### Goal
What is the count of lines in the listing below that hold the string "nopeasti"? Reply with that number alone.

Records from a dataset

+ + +

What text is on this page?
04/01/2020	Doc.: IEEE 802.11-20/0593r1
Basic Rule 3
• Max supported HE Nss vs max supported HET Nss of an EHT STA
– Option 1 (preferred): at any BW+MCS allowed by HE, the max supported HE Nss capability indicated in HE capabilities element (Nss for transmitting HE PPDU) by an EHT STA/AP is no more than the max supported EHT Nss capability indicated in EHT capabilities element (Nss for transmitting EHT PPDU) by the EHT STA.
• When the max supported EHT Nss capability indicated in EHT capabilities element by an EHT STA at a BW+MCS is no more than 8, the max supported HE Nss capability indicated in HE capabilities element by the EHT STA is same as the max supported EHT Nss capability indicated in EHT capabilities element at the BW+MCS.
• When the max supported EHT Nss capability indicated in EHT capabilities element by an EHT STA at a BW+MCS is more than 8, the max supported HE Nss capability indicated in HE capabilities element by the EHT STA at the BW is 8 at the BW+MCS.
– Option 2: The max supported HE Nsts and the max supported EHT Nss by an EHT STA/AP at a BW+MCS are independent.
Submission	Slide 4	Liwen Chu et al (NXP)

+ + +

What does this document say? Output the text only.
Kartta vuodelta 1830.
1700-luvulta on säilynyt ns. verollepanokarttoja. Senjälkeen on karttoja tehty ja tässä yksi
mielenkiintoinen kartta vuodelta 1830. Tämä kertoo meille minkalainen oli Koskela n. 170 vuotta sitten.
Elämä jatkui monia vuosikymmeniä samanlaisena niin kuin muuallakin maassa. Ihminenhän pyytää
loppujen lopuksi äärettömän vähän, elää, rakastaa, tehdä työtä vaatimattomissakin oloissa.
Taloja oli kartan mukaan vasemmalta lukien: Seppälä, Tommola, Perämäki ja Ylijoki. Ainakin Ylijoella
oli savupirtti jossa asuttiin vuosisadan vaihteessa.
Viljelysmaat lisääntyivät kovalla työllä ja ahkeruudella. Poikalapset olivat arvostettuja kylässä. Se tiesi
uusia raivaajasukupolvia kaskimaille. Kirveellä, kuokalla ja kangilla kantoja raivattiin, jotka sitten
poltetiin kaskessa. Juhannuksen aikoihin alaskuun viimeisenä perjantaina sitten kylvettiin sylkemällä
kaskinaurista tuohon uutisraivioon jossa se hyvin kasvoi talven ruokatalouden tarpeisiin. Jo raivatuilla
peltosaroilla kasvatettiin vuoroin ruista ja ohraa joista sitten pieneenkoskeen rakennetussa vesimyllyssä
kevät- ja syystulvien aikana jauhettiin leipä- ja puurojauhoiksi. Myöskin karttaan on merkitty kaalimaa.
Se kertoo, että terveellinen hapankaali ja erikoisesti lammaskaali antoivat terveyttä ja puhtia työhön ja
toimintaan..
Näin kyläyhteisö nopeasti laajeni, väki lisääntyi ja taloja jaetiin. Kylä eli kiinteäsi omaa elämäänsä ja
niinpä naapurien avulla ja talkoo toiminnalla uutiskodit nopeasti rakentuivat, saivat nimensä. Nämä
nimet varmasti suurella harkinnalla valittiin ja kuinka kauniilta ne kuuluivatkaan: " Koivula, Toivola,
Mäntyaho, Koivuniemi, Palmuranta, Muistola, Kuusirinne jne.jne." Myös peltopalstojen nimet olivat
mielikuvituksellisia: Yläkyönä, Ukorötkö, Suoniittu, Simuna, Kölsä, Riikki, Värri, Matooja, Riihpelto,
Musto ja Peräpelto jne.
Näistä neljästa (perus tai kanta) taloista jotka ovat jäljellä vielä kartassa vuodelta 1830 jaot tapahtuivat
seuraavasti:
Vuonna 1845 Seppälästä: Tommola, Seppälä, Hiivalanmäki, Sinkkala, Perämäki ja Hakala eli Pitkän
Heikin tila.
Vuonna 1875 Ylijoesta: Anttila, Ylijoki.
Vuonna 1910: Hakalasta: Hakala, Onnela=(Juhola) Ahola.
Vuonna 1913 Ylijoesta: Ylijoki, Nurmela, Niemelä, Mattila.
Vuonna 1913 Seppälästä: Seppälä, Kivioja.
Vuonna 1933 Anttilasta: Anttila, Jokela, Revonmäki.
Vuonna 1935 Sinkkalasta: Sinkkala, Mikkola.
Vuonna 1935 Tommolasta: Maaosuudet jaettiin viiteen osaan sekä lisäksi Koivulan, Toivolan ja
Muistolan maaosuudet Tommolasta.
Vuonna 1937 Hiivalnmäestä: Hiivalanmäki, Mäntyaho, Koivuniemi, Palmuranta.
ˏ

+ + +

### The response
2